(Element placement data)
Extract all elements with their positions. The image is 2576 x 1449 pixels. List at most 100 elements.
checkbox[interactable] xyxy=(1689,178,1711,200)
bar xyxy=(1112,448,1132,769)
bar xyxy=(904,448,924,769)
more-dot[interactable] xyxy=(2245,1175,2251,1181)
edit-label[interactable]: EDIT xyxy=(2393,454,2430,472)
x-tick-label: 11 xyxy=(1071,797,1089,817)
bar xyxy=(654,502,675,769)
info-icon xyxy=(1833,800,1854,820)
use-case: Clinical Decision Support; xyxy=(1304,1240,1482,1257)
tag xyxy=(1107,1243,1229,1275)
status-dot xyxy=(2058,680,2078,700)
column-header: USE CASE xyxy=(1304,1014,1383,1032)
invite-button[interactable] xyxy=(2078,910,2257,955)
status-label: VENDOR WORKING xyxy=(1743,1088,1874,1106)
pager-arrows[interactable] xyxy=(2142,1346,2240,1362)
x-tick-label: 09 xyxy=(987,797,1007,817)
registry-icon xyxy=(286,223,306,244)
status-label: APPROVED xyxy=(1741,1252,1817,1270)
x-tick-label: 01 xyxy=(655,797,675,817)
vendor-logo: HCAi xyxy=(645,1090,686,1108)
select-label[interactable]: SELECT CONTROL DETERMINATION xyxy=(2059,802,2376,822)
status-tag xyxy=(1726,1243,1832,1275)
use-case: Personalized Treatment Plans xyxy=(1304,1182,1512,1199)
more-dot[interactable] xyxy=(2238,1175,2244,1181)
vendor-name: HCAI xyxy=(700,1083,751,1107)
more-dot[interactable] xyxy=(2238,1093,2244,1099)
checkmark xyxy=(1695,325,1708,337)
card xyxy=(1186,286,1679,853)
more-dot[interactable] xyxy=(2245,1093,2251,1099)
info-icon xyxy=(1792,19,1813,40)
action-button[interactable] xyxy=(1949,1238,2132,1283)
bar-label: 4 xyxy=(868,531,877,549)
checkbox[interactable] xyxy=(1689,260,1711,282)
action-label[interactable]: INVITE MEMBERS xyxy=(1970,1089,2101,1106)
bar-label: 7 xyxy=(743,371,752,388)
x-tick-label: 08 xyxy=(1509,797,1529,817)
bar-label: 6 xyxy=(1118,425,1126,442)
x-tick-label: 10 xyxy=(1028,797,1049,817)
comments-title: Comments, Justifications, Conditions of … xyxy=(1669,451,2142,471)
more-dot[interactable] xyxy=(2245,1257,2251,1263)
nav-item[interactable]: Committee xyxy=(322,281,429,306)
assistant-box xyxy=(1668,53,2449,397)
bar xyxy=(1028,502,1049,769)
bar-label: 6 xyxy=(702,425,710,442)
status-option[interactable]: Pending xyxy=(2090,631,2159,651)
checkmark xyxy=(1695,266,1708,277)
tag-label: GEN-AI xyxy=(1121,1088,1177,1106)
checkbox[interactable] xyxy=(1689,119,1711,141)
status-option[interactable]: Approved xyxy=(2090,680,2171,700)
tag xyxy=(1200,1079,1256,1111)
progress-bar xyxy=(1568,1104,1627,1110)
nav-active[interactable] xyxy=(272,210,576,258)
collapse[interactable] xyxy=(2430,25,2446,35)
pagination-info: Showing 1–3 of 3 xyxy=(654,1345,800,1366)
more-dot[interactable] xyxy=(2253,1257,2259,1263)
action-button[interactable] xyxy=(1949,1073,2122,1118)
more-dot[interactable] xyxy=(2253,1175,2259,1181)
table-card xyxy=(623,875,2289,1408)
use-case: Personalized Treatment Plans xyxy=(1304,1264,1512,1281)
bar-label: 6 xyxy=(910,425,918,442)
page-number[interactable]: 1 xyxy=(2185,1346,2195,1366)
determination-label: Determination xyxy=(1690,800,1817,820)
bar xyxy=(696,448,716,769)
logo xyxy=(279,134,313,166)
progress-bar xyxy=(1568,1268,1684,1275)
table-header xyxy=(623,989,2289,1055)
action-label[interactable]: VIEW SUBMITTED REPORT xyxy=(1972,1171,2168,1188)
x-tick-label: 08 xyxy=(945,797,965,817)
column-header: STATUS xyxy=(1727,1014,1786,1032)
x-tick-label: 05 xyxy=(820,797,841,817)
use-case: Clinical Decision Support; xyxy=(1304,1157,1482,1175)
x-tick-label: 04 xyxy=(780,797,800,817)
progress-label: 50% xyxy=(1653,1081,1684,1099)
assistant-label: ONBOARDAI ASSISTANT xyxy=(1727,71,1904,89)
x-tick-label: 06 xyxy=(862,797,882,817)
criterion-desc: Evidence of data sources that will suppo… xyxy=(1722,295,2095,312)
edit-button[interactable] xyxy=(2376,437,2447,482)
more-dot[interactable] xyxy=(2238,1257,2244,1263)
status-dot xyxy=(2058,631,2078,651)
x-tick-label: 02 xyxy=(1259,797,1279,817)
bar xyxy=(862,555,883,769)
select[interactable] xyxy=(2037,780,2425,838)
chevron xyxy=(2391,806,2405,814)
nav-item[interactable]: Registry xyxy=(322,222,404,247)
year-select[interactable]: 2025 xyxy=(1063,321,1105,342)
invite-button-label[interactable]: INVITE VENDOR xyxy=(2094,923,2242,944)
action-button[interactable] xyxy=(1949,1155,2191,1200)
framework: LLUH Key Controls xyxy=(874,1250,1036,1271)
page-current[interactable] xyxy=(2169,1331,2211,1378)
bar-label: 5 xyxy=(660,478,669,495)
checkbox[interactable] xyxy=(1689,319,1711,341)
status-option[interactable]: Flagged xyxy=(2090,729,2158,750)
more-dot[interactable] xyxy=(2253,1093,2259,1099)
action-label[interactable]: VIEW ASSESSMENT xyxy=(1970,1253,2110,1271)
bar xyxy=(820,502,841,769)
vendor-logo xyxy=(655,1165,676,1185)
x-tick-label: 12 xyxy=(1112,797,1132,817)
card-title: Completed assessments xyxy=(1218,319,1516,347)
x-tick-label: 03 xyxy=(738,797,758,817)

◆ **EXERCISE INSTRUCTIONS**: How many lines in the records contain the string "logo"? Reply with the number only.

◆ **TASK ANSWER**: 3